• Your goal:
Every entry must be echoed exactly.

--- start Supplied information ---

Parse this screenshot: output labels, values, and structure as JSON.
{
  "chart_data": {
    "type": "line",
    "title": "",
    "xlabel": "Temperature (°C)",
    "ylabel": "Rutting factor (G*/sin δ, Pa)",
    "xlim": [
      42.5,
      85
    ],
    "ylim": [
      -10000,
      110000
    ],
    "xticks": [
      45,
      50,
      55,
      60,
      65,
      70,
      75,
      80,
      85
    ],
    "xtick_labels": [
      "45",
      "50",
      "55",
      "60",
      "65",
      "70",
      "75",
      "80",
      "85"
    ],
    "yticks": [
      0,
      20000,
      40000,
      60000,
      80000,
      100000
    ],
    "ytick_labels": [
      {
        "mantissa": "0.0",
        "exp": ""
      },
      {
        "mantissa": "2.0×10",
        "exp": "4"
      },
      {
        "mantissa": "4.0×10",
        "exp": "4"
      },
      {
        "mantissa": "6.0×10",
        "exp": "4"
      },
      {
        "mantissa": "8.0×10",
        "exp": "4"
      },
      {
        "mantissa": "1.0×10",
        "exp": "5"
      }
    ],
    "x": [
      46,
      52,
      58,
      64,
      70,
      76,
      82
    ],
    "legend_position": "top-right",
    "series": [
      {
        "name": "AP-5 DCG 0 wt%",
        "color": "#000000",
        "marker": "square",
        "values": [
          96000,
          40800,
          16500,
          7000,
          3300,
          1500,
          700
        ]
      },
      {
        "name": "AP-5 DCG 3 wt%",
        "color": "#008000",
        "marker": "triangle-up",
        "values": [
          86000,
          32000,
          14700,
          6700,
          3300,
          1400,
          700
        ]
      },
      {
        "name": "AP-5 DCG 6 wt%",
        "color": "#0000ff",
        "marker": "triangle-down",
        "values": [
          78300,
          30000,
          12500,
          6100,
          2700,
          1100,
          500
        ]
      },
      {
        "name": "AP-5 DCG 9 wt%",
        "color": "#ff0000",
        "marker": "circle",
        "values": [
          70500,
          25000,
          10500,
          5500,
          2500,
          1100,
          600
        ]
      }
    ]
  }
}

--- end Supplied information ---

• Result:
Parse this screenshot: output labels, values, and structure as JSON.
{
  "chart_data": {
    "type": "line",
    "title": "",
    "xlabel": "Temperature (°C)",
    "ylabel": "Rutting factor (G*/sin δ, Pa)",
    "xlim": [
      42.5,
      85
    ],
    "ylim": [
      -10000,
      110000
    ],
    "xticks": [
      45,
      50,
      55,
      60,
      65,
      70,
      75,
      80,
      85
    ],
    "xtick_labels": [
      "45",
      "50",
      "55",
      "60",
      "65",
      "70",
      "75",
      "80",
      "85"
    ],
    "yticks": [
      0,
      20000,
      40000,
      60000,
      80000,
      100000
    ],
    "ytick_labels": [
      {
        "mantissa": "0.0",
        "exp": ""
      },
      {
        "mantissa": "2.0×10",
        "exp": "4"
      },
      {
        "mantissa": "4.0×10",
        "exp": "4"
      },
      {
        "mantissa": "6.0×10",
        "exp": "4"
      },
      {
        "mantissa": "8.0×10",
        "exp": "4"
      },
      {
        "mantissa": "1.0×10",
        "exp": "5"
      }
    ],
    "x": [
      46,
      52,
      58,
      64,
      70,
      76,
      82
    ],
    "legend_position": "top-right",
    "series": [
      {
        "name": "AP-5 DCG 0 wt%",
        "color": "#000000",
        "marker": "square",
        "values": [
          96000,
          40800,
          16500,
          7000,
          3300,
          1500,
          700
        ]
      },
      {
        "name": "AP-5 DCG 3 wt%",
        "color": "#008000",
        "marker": "triangle-up",
        "values": [
          86000,
          32000,
          14700,
          6700,
          3300,
          1400,
          700
        ]
      },
      {
        "name": "AP-5 DCG 6 wt%",
        "color": "#0000ff",
        "marker": "triangle-down",
        "values": [
          78300,
          30000,
          12500,
          6100,
          2700,
          1100,
          500
        ]
      },
      {
        "name": "AP-5 DCG 9 wt%",
        "color": "#ff0000",
        "marker": "circle",
        "values": [
          70500,
          25000,
          10500,
          5500,
          2500,
          1100,
          600
        ]
      }
    ]
  }
}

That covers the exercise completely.